§ **Stated exercise**
Transcribe each line of the material as it is, and drop any picture.

** Start Records shown **

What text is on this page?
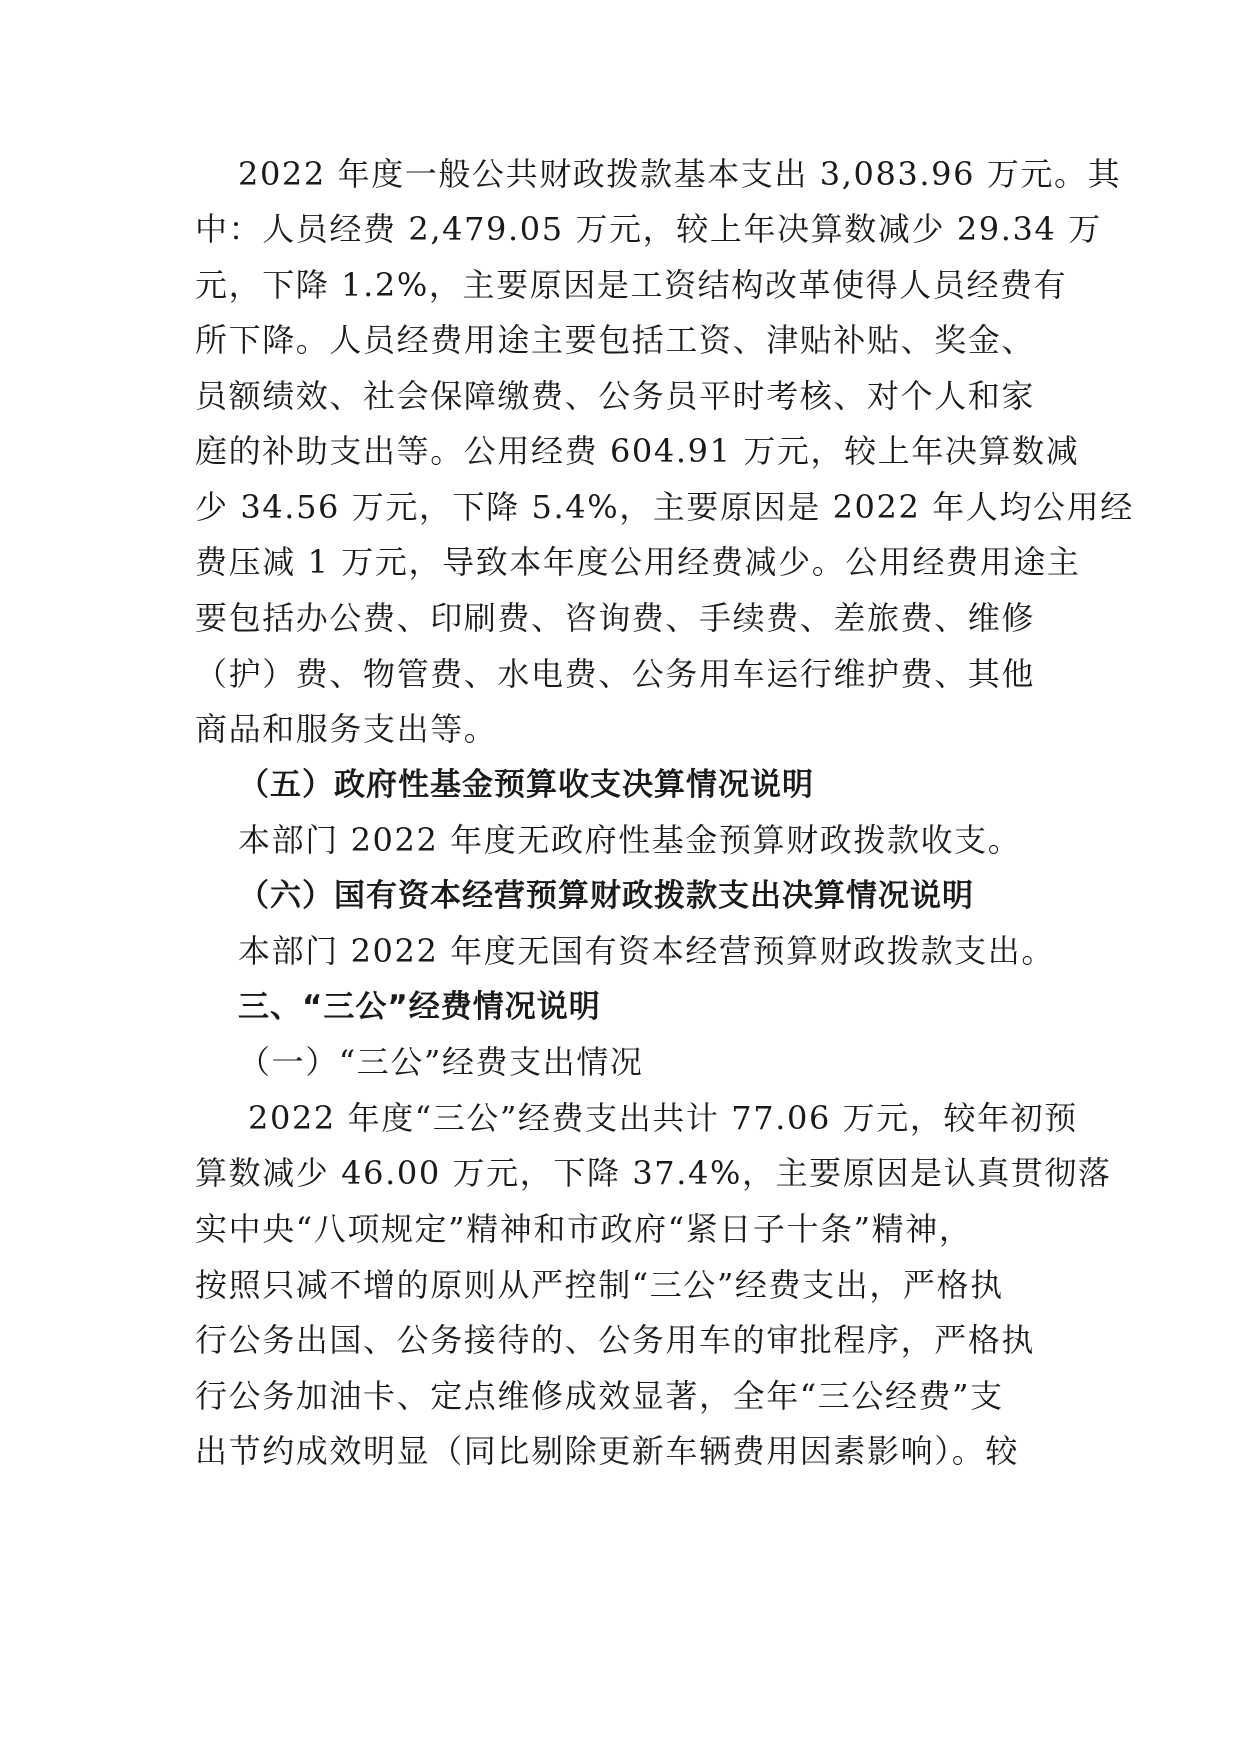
2022 年度一般公共财政拨款基本支出 3,083.96 万元。其
中：人员经费 2,479.05 万元，较上年决算数减少 29.34 万
元，下降 1.2%，主要原因是工资结构改革使得人员经费有
所下降。人员经费用途主要包括工资、津贴补贴、奖金、
员额绩效、社会保障缴费、公务员平时考核、对个人和家
庭的补助支出等。公用经费 604.91 万元，较上年决算数减
少 34.56 万元，下降 5.4%，主要原因是 2022 年人均公用经
费压减 1 万元，导致本年度公用经费减少。公用经费用途主
要包括办公费、印刷费、咨询费、手续费、差旅费、维修
（护）费、物管费、水电费、公务用车运行维护费、其他
商品和服务支出等。
（五）政府性基金预算收支决算情况说明
本部门 2022 年度无政府性基金预算财政拨款收支。
（六）国有资本经营预算财政拨款支出决算情况说明
本部门 2022 年度无国有资本经营预算财政拨款支出。
三、“三公”经费情况说明
（一）“三公”经费支出情况
2022 年度“三公”经费支出共计 77.06 万元，较年初预
算数减少 46.00 万元，下降 37.4%，主要原因是认真贯彻落
实中央“八项规定”精神和市政府“紧日子十条”精神，
按照只减不增的原则从严控制“三公”经费支出，严格执
行公务出国、公务接待的、公务用车的审批程序，严格执
行公务加油卡、定点维修成效显著，全年“三公经费”支
出节约成效明显（同比剔除更新车辆费用因素影响）。较
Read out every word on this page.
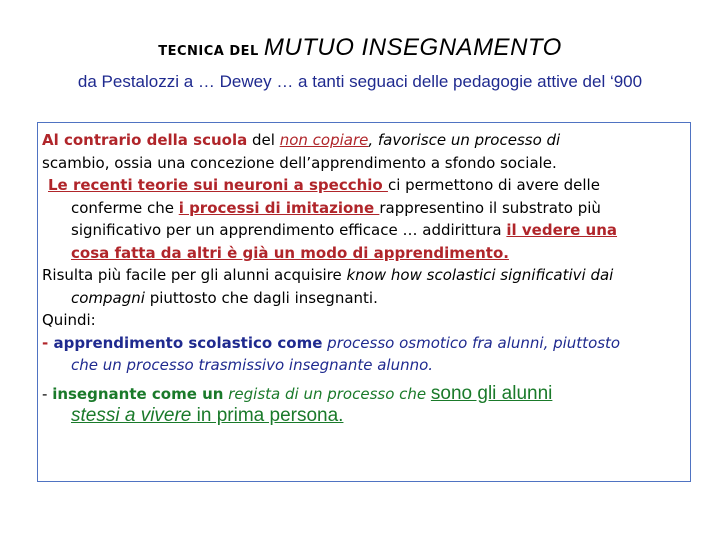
TECNICA DEL MUTUO INSEGNAMENTO
da Pestalozzi a … Dewey … a tanti seguaci delle pedagogie attive del ‘900

Al contrario della scuola del non copiare, favorisce un processo di

scambio, ossia una concezione dell’apprendimento a sfondo sociale.

Le recenti teorie sui neuroni a specchio ci permettono di avere delle

conferme che i processi di imitazione rappresentino il substrato più

significativo per un apprendimento efficace … addirittura il vedere una

cosa fatta da altri è già un modo di apprendimento.

Risulta più facile per gli alunni acquisire know how scolastici significativi dai

compagni piuttosto che dagli insegnanti.

Quindi:

- apprendimento scolastico come processo osmotico fra alunni, piuttosto

che un processo trasmissivo insegnante alunno.

- insegnante come un regista di un processo che sono gli alunni

stessi a vivere in prima persona.
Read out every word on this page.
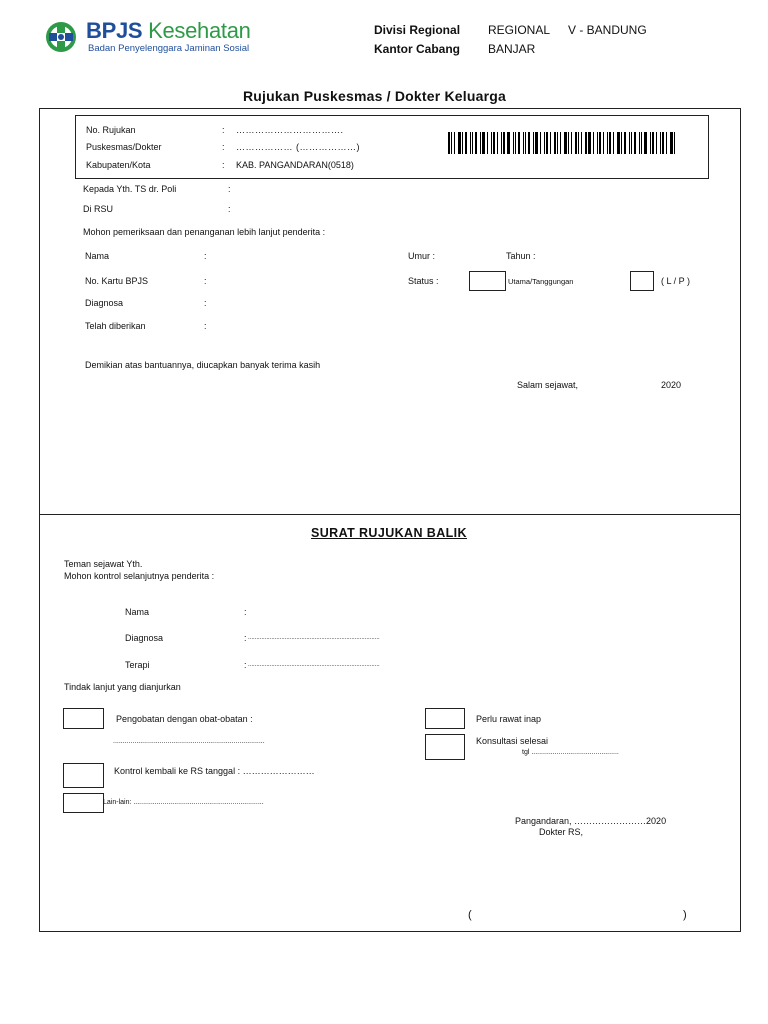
BPJS Kesehatan
Badan Penyelenggara Jaminan Sosial
Divisi Regional REGIONAL V - BANDUNG
Kantor Cabang BANJAR
Rujukan Puskesmas / Dokter Keluarga
No. Rujukan	: …………………………….
Puskesmas/Dokter	: ……………… (………………)
Kabupaten/Kota	: KAB. PANGANDARAN(0518)
Kepada Yth. TS dr. Poli	:
Di RSU	:
Mohon pemeriksaan dan penanganan lebih lanjut penderita :
Nama	:
No. Kartu BPJS	:
Diagnosa	:
Telah diberikan	:
Umur :	Tahun :
Status :	Utama/Tanggungan	( L / P )
Demikian atas bantuannya, diucapkan banyak terima kasih
Salam sejawat,	2020
SURAT RUJUKAN BALIK
Teman sejawat Yth.
Mohon kontrol selanjutnya penderita :
Nama	:
Diagnosa	: ...............................................................................
Terapi	: ...............................................................................
Tindak lanjut yang dianjurkan
Pengobatan dengan obat-obatan :
..............................................................................
Kontrol kembali ke RS tanggal : ……………………
Lain-lain: ...................................................................
Perlu rawat inap
Konsultasi selesai
tgl .............................................
Pangandaran, ……………………2020
Dokter RS,
(	)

** End Records shown **

§ **Finished answer**
What text is on this page?
2022 年度一般公共财政拨款基本支出 3,083.96 万元。其
中：人员经费 2,479.05 万元，较上年决算数减少 29.34 万
元，下降 1.2%，主要原因是工资结构改革使得人员经费有
所下降。人员经费用途主要包括工资、津贴补贴、奖金、
员额绩效、社会保障缴费、公务员平时考核、对个人和家
庭的补助支出等。公用经费 604.91 万元，较上年决算数减
少 34.56 万元，下降 5.4%，主要原因是 2022 年人均公用经
费压减 1 万元，导致本年度公用经费减少。公用经费用途主
要包括办公费、印刷费、咨询费、手续费、差旅费、维修
（护）费、物管费、水电费、公务用车运行维护费、其他
商品和服务支出等。
（五）政府性基金预算收支决算情况说明
本部门 2022 年度无政府性基金预算财政拨款收支。
（六）国有资本经营预算财政拨款支出决算情况说明
本部门 2022 年度无国有资本经营预算财政拨款支出。
三、“三公”经费情况说明
（一）“三公”经费支出情况
2022 年度“三公”经费支出共计 77.06 万元，较年初预
算数减少 46.00 万元，下降 37.4%，主要原因是认真贯彻落
实中央“八项规定”精神和市政府“紧日子十条”精神，
按照只减不增的原则从严控制“三公”经费支出，严格执
行公务出国、公务接待的、公务用车的审批程序，严格执
行公务加油卡、定点维修成效显著，全年“三公经费”支
出节约成效明显（同比剔除更新车辆费用因素影响）。较
Read out every word on this page.
TECNICA DEL MUTUO INSEGNAMENTO
da Pestalozzi a … Dewey … a tanti seguaci delle pedagogie attive del ‘900

Al contrario della scuola del non copiare, favorisce un processo di

scambio, ossia una concezione dell’apprendimento a sfondo sociale.

Le recenti teorie sui neuroni a specchio ci permettono di avere delle

conferme che i processi di imitazione rappresentino il substrato più

significativo per un apprendimento efficace … addirittura il vedere una

cosa fatta da altri è già un modo di apprendimento.

Risulta più facile per gli alunni acquisire know how scolastici significativi dai

compagni piuttosto che dagli insegnanti.

Quindi:

- apprendimento scolastico come processo osmotico fra alunni, piuttosto

che un processo trasmissivo insegnante alunno.

- insegnante come un regista di un processo che sono gli alunni

stessi a vivere in prima persona.
Read out every word on this page.
BPJS Kesehatan
Badan Penyelenggara Jaminan Sosial
Divisi Regional REGIONAL V - BANDUNG
Kantor Cabang BANJAR
Rujukan Puskesmas / Dokter Keluarga
No. Rujukan	: …………………………….
Puskesmas/Dokter	: ……………… (………………)
Kabupaten/Kota	: KAB. PANGANDARAN(0518)
Kepada Yth. TS dr. Poli	:
Di RSU	:
Mohon pemeriksaan dan penanganan lebih lanjut penderita :
Nama	:
No. Kartu BPJS	:
Diagnosa	:
Telah diberikan	:
Umur :	Tahun :
Status :	Utama/Tanggungan	( L / P )
Demikian atas bantuannya, diucapkan banyak terima kasih
Salam sejawat,	2020
SURAT RUJUKAN BALIK
Teman sejawat Yth.
Mohon kontrol selanjutnya penderita :
Nama	:
Diagnosa	: ...............................................................................
Terapi	: ...............................................................................
Tindak lanjut yang dianjurkan
Pengobatan dengan obat-obatan :
..............................................................................
Kontrol kembali ke RS tanggal : ……………………
Lain-lain: ...................................................................
Perlu rawat inap
Konsultasi selesai
tgl .............................................
Pangandaran, ……………………2020
Dokter RS,
(	)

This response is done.